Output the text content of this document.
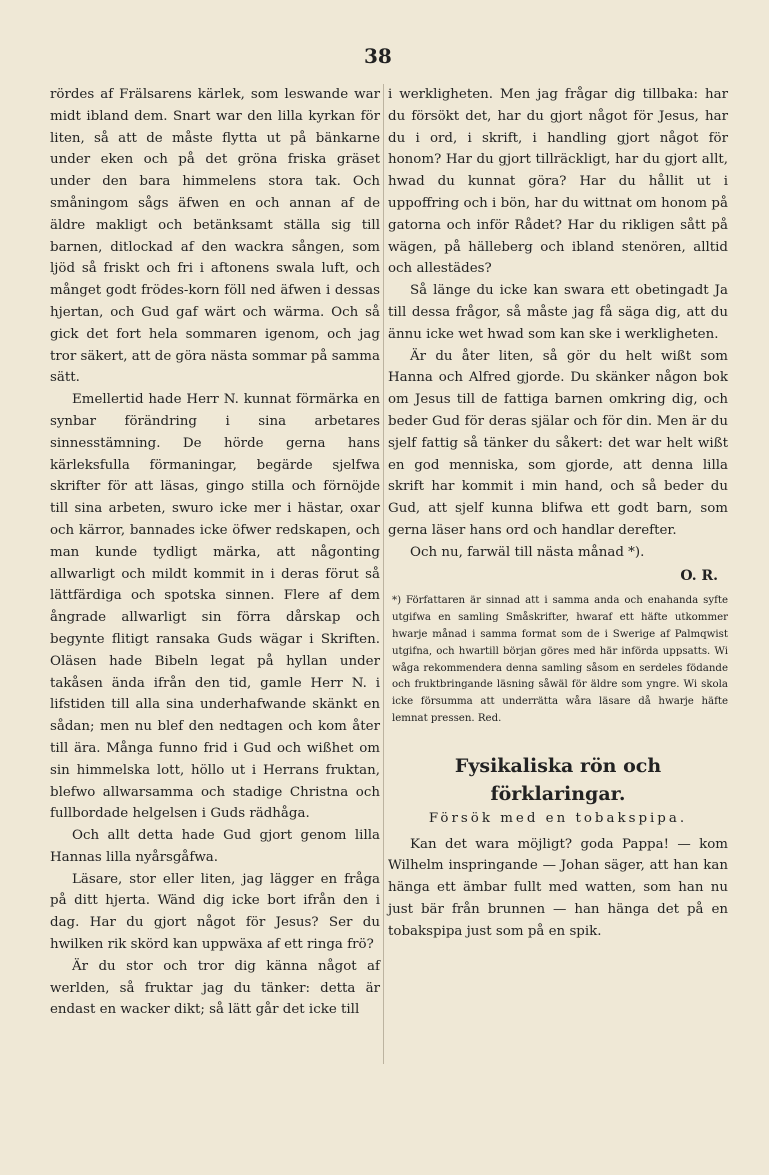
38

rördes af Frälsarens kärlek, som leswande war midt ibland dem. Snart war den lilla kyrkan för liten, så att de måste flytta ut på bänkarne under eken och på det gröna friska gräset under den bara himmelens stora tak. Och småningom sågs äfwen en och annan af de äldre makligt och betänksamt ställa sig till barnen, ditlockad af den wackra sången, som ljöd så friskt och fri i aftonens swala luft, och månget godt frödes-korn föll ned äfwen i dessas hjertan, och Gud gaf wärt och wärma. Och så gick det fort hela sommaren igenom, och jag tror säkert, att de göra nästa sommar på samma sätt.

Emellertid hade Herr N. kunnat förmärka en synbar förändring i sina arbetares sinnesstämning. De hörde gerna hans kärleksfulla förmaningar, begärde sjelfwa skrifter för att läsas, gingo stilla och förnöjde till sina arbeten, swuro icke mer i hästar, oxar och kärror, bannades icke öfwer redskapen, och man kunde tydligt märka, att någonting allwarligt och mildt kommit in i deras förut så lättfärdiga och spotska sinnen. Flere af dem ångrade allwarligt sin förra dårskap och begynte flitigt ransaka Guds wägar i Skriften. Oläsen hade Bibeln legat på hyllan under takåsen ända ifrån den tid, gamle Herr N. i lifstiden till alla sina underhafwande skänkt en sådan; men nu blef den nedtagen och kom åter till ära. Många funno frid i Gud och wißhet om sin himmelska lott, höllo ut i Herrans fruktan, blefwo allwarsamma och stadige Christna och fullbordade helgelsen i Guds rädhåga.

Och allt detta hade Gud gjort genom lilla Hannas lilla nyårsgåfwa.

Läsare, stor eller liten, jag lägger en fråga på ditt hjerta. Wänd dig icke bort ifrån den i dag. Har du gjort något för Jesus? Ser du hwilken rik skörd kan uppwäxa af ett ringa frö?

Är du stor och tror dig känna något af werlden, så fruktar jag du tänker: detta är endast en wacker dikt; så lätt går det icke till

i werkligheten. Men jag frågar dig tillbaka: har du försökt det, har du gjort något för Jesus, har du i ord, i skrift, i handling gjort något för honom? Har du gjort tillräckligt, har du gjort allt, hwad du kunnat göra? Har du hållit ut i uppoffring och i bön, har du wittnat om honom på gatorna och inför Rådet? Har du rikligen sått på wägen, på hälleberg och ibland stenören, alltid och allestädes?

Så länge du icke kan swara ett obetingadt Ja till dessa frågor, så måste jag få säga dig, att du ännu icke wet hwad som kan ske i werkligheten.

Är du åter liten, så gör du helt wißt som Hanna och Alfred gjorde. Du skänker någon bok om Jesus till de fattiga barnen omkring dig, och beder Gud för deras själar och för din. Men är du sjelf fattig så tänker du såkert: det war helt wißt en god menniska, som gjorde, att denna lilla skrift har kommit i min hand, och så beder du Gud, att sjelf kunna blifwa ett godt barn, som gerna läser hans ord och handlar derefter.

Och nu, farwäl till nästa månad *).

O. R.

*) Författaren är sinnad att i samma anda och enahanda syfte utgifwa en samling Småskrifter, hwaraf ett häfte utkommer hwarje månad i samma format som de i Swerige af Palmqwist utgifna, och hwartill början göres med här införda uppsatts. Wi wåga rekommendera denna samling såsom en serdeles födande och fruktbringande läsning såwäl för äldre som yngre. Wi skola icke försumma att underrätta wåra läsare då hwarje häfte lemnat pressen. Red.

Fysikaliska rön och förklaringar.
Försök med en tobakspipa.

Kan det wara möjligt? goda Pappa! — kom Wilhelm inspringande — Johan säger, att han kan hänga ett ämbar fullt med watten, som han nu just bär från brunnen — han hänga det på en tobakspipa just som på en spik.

....

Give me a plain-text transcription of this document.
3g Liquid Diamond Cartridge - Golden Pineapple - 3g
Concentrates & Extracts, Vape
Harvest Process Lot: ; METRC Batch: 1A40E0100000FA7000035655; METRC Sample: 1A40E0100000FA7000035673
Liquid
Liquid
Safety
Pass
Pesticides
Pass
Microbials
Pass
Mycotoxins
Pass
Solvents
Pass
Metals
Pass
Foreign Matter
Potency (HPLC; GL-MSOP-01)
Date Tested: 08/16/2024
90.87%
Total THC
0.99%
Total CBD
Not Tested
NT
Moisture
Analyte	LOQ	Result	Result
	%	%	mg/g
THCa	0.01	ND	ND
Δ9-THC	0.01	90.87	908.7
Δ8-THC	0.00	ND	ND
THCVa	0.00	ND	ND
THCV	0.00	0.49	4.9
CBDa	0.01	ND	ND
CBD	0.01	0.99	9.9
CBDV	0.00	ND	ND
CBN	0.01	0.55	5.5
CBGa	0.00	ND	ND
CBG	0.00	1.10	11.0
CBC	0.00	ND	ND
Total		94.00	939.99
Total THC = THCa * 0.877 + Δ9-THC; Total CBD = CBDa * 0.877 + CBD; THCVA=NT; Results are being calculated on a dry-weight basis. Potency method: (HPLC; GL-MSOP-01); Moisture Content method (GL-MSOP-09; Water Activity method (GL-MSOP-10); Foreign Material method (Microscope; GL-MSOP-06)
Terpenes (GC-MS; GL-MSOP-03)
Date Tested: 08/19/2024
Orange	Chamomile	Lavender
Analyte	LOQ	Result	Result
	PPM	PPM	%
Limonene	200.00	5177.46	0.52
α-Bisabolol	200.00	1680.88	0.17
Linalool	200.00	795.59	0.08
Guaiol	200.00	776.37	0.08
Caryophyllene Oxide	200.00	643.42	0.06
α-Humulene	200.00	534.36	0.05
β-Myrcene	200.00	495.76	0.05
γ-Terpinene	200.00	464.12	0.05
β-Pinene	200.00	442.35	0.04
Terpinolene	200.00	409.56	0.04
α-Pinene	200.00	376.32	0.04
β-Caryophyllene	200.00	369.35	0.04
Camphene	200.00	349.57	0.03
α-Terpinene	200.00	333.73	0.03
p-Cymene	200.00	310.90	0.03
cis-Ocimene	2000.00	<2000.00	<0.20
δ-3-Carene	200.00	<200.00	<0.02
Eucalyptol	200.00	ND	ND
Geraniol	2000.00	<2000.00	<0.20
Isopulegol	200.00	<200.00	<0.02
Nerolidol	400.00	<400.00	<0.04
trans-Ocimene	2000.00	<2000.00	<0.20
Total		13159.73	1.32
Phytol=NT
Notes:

....

If a line of the entries holds the word "tobakspipa", copy it out.

▶ Output for this task:
Försök med en tobakspipa.
Kan det wara möjligt? goda Pappa! — kom Wilhelm inspringande — Johan säger, att han kan hänga ett ämbar fullt med watten, som han nu just bär från brunnen — han hänga det på en tobakspipa just som på en spik.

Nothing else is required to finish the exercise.